=== EXERCISE DETAILS ===
Copy each line where the word "color" occurs.
[START OF SOURCE RECORDS]
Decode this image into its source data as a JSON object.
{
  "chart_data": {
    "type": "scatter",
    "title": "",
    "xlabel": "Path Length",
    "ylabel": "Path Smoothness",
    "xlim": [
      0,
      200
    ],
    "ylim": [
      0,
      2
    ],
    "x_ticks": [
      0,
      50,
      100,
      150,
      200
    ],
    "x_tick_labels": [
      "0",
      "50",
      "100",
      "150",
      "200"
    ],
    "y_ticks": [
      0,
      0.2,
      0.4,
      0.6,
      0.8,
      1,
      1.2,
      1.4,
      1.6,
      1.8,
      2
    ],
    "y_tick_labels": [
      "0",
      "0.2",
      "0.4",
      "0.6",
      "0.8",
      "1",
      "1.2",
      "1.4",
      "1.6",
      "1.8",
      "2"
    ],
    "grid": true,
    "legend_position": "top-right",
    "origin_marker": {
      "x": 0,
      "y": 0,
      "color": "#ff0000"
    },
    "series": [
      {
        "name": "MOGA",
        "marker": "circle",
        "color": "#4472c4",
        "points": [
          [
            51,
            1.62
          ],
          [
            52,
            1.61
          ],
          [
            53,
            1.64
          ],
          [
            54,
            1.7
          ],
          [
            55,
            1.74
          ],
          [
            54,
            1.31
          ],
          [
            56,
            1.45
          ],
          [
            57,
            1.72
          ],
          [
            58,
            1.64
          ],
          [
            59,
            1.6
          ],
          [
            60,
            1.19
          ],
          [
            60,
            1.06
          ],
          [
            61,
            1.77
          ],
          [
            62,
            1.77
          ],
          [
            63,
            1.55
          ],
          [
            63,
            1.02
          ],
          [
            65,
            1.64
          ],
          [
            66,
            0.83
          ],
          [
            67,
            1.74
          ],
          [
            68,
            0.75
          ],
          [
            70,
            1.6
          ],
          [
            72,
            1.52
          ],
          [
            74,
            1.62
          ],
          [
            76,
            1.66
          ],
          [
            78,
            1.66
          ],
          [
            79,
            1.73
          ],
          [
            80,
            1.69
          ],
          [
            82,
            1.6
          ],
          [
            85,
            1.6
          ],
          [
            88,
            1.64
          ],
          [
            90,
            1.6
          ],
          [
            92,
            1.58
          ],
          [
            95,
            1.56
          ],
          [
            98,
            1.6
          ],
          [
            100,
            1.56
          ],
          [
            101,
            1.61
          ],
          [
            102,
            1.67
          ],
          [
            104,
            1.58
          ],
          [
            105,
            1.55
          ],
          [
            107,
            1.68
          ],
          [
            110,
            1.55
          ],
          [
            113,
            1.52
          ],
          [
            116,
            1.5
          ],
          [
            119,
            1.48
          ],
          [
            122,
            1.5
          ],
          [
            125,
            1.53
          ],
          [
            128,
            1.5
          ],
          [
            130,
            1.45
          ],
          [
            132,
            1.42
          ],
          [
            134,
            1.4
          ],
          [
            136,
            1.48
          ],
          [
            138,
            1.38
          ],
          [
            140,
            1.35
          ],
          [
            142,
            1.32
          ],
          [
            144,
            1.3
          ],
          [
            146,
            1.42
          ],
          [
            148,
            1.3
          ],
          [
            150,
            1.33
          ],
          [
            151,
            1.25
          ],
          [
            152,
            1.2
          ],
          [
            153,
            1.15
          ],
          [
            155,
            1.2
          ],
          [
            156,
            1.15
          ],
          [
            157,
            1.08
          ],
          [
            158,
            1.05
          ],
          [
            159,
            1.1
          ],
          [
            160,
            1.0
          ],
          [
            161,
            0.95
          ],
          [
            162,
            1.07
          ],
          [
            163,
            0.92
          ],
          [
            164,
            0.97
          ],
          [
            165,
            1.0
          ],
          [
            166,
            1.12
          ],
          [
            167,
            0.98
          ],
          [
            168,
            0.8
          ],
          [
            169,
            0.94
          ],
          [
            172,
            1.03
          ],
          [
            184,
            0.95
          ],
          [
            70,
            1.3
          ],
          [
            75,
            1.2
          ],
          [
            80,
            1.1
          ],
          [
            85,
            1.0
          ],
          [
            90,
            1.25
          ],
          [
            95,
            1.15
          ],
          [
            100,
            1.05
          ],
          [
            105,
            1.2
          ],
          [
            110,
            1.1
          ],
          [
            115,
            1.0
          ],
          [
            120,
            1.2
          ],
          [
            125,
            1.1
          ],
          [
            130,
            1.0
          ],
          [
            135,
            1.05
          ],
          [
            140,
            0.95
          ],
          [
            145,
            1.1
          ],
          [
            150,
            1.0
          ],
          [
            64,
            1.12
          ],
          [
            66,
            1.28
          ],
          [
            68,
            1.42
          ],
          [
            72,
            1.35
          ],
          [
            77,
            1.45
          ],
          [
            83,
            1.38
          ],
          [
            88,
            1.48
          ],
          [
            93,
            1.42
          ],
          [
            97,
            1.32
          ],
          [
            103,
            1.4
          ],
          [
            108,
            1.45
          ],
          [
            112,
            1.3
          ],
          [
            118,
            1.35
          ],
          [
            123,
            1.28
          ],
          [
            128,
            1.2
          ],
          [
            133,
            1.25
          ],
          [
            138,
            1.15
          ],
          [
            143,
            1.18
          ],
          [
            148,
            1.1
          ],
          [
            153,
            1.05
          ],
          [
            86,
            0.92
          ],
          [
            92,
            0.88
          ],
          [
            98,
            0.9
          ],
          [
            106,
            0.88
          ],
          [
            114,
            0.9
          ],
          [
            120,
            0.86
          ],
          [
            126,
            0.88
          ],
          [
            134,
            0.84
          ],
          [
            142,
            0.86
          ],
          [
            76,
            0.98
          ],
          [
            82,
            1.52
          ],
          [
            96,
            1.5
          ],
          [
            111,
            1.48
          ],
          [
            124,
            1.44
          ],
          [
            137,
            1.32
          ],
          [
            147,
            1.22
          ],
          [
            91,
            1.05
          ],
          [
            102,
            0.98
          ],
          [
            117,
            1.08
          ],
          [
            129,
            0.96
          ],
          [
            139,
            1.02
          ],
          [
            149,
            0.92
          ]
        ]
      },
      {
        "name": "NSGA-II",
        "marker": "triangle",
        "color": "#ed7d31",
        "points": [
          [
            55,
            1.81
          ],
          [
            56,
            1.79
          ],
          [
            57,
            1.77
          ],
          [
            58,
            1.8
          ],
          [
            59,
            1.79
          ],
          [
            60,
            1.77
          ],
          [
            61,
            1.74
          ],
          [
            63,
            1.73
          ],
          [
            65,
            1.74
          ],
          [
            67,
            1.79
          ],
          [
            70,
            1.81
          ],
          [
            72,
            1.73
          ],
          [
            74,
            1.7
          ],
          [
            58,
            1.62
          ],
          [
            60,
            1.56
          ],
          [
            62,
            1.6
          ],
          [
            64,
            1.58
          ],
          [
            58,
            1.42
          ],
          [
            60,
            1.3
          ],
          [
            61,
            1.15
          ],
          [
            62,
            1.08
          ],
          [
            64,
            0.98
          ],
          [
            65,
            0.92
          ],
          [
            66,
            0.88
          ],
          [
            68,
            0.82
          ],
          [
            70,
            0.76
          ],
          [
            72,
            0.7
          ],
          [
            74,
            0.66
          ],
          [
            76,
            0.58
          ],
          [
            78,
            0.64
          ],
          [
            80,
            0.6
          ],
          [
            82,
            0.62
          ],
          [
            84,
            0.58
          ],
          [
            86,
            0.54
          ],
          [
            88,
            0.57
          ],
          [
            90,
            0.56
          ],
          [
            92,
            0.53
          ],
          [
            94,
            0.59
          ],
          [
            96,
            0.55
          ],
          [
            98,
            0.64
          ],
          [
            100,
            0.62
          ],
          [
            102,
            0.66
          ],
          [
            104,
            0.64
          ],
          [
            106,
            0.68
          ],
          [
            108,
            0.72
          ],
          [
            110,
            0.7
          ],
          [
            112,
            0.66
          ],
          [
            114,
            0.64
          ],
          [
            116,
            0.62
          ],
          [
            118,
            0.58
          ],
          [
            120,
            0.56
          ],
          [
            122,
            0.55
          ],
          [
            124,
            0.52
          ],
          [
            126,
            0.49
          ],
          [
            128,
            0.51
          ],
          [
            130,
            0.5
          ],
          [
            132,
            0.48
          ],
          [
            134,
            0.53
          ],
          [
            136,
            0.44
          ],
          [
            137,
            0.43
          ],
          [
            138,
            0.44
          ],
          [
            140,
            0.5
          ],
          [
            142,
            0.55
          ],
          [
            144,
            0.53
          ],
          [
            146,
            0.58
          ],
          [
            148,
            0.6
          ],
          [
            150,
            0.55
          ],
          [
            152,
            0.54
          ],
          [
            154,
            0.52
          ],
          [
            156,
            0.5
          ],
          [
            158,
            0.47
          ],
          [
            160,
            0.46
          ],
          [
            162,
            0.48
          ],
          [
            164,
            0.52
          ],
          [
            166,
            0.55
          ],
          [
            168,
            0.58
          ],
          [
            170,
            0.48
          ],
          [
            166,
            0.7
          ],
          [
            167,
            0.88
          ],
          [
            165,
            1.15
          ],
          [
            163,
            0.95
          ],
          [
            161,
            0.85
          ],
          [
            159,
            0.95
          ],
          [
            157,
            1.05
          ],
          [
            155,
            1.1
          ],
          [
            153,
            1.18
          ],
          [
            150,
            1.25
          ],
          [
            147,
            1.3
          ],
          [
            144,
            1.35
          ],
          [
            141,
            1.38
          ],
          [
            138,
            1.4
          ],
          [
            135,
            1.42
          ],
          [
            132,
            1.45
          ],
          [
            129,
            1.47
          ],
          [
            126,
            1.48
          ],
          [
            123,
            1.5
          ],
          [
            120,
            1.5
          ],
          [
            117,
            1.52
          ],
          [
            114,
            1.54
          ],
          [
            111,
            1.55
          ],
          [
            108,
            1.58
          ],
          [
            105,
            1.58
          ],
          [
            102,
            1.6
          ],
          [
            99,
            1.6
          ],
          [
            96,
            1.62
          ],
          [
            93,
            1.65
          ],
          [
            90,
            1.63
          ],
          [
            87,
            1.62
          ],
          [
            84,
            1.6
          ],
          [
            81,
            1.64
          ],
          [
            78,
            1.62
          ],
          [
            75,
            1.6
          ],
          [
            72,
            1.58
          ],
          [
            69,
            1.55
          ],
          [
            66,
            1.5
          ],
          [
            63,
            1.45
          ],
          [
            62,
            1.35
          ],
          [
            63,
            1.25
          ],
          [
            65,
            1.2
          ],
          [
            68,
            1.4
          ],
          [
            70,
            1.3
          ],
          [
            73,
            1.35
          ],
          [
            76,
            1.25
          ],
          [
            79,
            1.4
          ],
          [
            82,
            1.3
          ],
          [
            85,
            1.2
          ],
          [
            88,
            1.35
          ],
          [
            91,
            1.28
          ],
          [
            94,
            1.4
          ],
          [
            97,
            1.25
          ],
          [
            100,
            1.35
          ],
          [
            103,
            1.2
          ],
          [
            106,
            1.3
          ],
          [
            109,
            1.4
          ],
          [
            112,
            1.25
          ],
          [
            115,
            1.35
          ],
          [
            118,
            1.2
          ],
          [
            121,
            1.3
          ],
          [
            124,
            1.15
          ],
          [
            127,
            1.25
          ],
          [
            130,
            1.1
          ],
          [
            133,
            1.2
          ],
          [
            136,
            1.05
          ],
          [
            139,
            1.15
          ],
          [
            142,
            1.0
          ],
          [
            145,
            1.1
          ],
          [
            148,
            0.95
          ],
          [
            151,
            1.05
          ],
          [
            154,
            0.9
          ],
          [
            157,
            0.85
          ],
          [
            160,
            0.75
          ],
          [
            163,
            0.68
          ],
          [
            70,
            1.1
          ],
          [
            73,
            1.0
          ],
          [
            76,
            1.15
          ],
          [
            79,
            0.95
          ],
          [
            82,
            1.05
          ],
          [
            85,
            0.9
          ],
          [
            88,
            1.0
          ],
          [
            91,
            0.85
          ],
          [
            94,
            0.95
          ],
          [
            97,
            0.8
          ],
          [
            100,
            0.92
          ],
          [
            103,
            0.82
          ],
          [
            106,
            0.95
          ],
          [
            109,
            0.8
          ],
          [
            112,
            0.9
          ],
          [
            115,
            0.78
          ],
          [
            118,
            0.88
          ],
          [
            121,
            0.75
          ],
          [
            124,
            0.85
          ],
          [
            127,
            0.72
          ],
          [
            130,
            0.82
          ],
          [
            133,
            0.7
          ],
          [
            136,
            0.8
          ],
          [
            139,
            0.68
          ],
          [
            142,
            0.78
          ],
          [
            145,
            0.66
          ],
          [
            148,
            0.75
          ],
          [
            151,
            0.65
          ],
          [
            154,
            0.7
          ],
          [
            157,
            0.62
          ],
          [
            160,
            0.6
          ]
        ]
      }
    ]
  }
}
[END OF SOURCE RECORDS]
=== TASK SOLUTION ===
      "color": "#ff0000"
        "color": "#4472c4",
        "color": "#ed7d31",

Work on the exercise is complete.